=== INPUT DATA ===
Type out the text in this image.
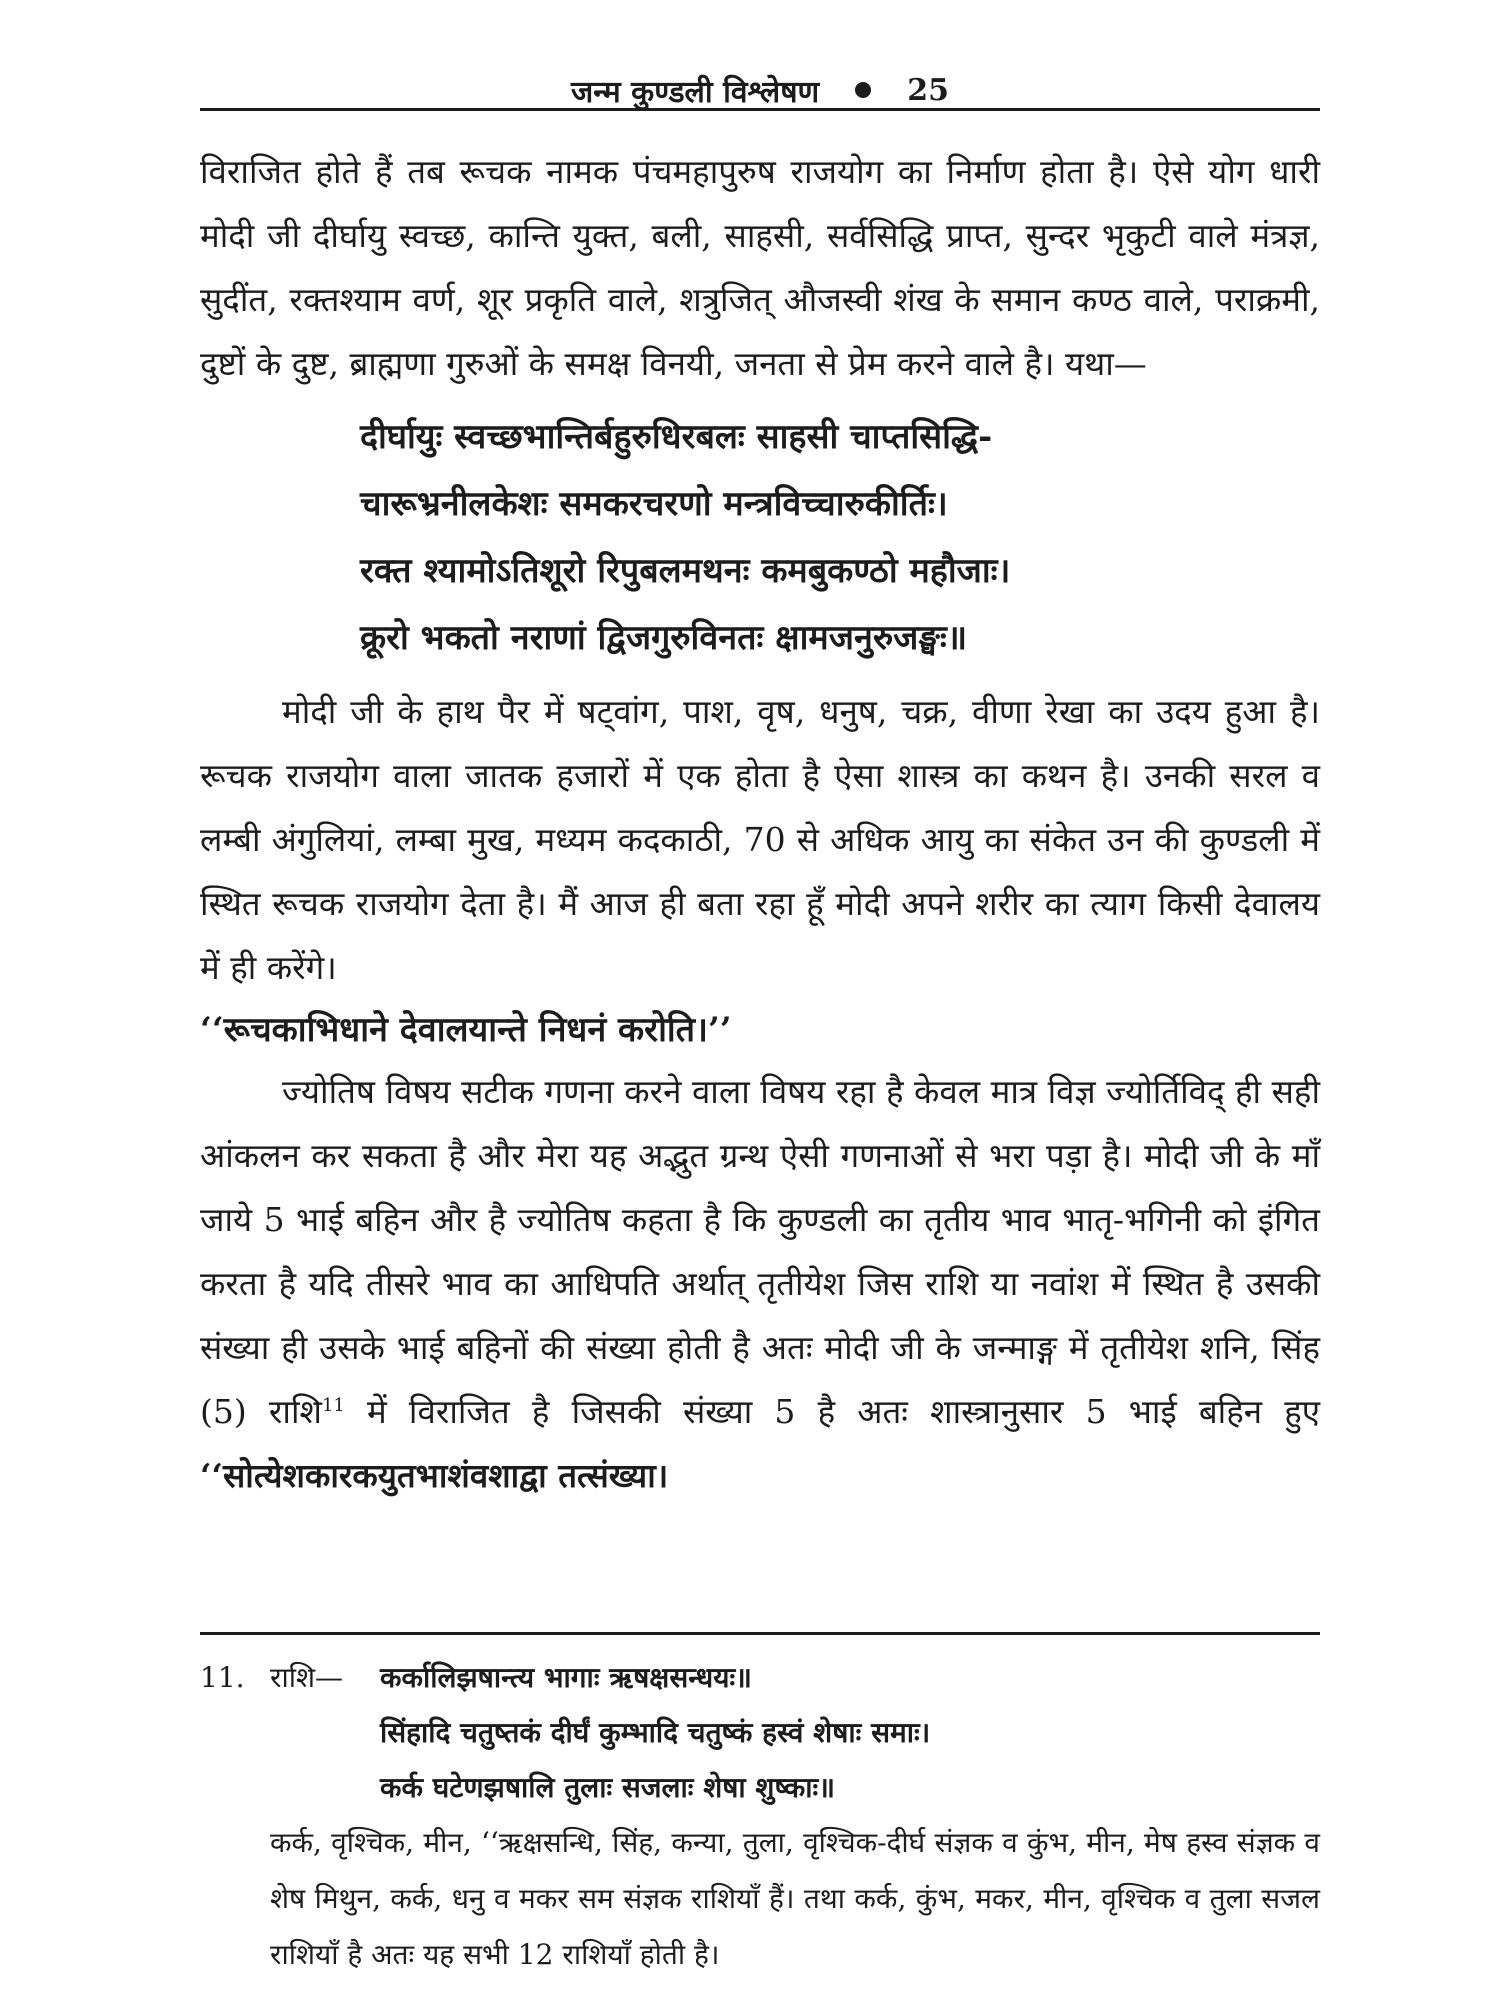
जन्म कुण्डली विश्लेषण	25

विराजित होते हैं तब रूचक नामक पंचमहापुरुष राजयोग का निर्माण होता है। ऐसे योग धारी मोदी जी दीर्घायु स्वच्छ, कान्ति युक्त, बली, साहसी, सर्वसिद्धि प्राप्त, सुन्दर भृकुटी वाले मंत्रज्ञ, सुदींत, रक्तश्याम वर्ण, शूर प्रकृति वाले, शत्रुजित् औजस्वी शंख के समान कण्ठ वाले, पराक्रमी, दुष्टों के दुष्ट, ब्राह्मणा गुरुओं के समक्ष विनयी, जनता से प्रेम करने वाले है। यथा—

दीर्घायुः स्वच्छभान्तिर्बहुरुधिरबलः साहसी चाप्तसिद्धि-

चारूभ्रनीलकेशः समकरचरणो मन्त्रविच्चारुकीर्तिः।

रक्त श्यामोऽतिशूरो रिपुबलमथनः कमबुकण्ठो महौजाः।

क्रूरो भकतो नराणां द्विजगुरुविनतः क्षामजनुरुजङ्घः॥

मोदी जी के हाथ पैर में षट्वांग, पाश, वृष, धनुष, चक्र, वीणा रेखा का उदय हुआ है। रूचक राजयोग वाला जातक हजारों में एक होता है ऐसा शास्त्र का कथन है। उनकी सरल व लम्बी अंगुलियां, लम्बा मुख, मध्यम कदकाठी, 70 से अधिक आयु का संकेत उन की कुण्डली में स्थित रूचक राजयोग देता है। मैं आज ही बता रहा हूँ मोदी अपने शरीर का त्याग किसी देवालय में ही करेंगे।

‘‘रूचकाभिधाने देवालयान्ते निधनं करोति।’’

ज्योतिष विषय सटीक गणना करने वाला विषय रहा है केवल मात्र विज्ञ ज्योर्तिविद् ही सही आंकलन कर सकता है और मेरा यह अद्भुत ग्रन्थ ऐसी गणनाओं से भरा पड़ा है। मोदी जी के माँ जाये 5 भाई बहिन और है ज्योतिष कहता है कि कुण्डली का तृतीय भाव भातृ-भगिनी को इंगित करता है यदि तीसरे भाव का आधिपति अर्थात् तृतीयेश जिस राशि या नवांश में स्थित है उसकी संख्या ही उसके भाई बहिनों की संख्या होती है अतः मोदी जी के जन्माङ्ग में तृतीयेश शनि, सिंह (5) राशि$^{11}$ में विराजित है जिसकी संख्या 5 है अतः शास्त्रानुसार 5 भाई बहिन हुए ‘‘सोत्येशकारकयुतभाशंवशाद्वा तत्संख्या।

11. राशि—	कर्कालिझषान्त्य भागाः ऋषक्षसन्धयः॥

सिंहादि चतुष्तकं दीर्घं कुम्भादि चतुष्कं हस्वं शेषाः समाः।

कर्क घटेणझषालि तुलाः सजलाः शेषा शुष्काः॥

कर्क, वृश्चिक, मीन, ‘‘ऋक्षसन्धि, सिंह, कन्या, तुला, वृश्चिक-दीर्घ संज्ञक व कुंभ, मीन, मेष हस्व संज्ञक व शेष मिथुन, कर्क, धनु व मकर सम संज्ञक राशियाँ हैं। तथा कर्क, कुंभ, मकर, मीन, वृश्चिक व तुला सजल राशियाँ है अतः यह सभी 12 राशियाँ होती है।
===
Print out the whole of the material word for word, without pictures.

Type out the text in this image.
जन्म कुण्डली विश्लेषण	25

विराजित होते हैं तब रूचक नामक पंचमहापुरुष राजयोग का निर्माण होता है। ऐसे योग धारी मोदी जी दीर्घायु स्वच्छ, कान्ति युक्त, बली, साहसी, सर्वसिद्धि प्राप्त, सुन्दर भृकुटी वाले मंत्रज्ञ, सुदींत, रक्तश्याम वर्ण, शूर प्रकृति वाले, शत्रुजित् औजस्वी शंख के समान कण्ठ वाले, पराक्रमी, दुष्टों के दुष्ट, ब्राह्मणा गुरुओं के समक्ष विनयी, जनता से प्रेम करने वाले है। यथा—

दीर्घायुः स्वच्छभान्तिर्बहुरुधिरबलः साहसी चाप्तसिद्धि-

चारूभ्रनीलकेशः समकरचरणो मन्त्रविच्चारुकीर्तिः।

रक्त श्यामोऽतिशूरो रिपुबलमथनः कमबुकण्ठो महौजाः।

क्रूरो भकतो नराणां द्विजगुरुविनतः क्षामजनुरुजङ्घः॥

मोदी जी के हाथ पैर में षट्वांग, पाश, वृष, धनुष, चक्र, वीणा रेखा का उदय हुआ है। रूचक राजयोग वाला जातक हजारों में एक होता है ऐसा शास्त्र का कथन है। उनकी सरल व लम्बी अंगुलियां, लम्बा मुख, मध्यम कदकाठी, 70 से अधिक आयु का संकेत उन की कुण्डली में स्थित रूचक राजयोग देता है। मैं आज ही बता रहा हूँ मोदी अपने शरीर का त्याग किसी देवालय में ही करेंगे।

‘‘रूचकाभिधाने देवालयान्ते निधनं करोति।’’

ज्योतिष विषय सटीक गणना करने वाला विषय रहा है केवल मात्र विज्ञ ज्योर्तिविद् ही सही आंकलन कर सकता है और मेरा यह अद्भुत ग्रन्थ ऐसी गणनाओं से भरा पड़ा है। मोदी जी के माँ जाये 5 भाई बहिन और है ज्योतिष कहता है कि कुण्डली का तृतीय भाव भातृ-भगिनी को इंगित करता है यदि तीसरे भाव का आधिपति अर्थात् तृतीयेश जिस राशि या नवांश में स्थित है उसकी संख्या ही उसके भाई बहिनों की संख्या होती है अतः मोदी जी के जन्माङ्ग में तृतीयेश शनि, सिंह (5) राशि$^{11}$ में विराजित है जिसकी संख्या 5 है अतः शास्त्रानुसार 5 भाई बहिन हुए ‘‘सोत्येशकारकयुतभाशंवशाद्वा तत्संख्या।

11. राशि—	कर्कालिझषान्त्य भागाः ऋषक्षसन्धयः॥

सिंहादि चतुष्तकं दीर्घं कुम्भादि चतुष्कं हस्वं शेषाः समाः।

कर्क घटेणझषालि तुलाः सजलाः शेषा शुष्काः॥

कर्क, वृश्चिक, मीन, ‘‘ऋक्षसन्धि, सिंह, कन्या, तुला, वृश्चिक-दीर्घ संज्ञक व कुंभ, मीन, मेष हस्व संज्ञक व शेष मिथुन, कर्क, धनु व मकर सम संज्ञक राशियाँ हैं। तथा कर्क, कुंभ, मकर, मीन, वृश्चिक व तुला सजल राशियाँ है अतः यह सभी 12 राशियाँ होती है।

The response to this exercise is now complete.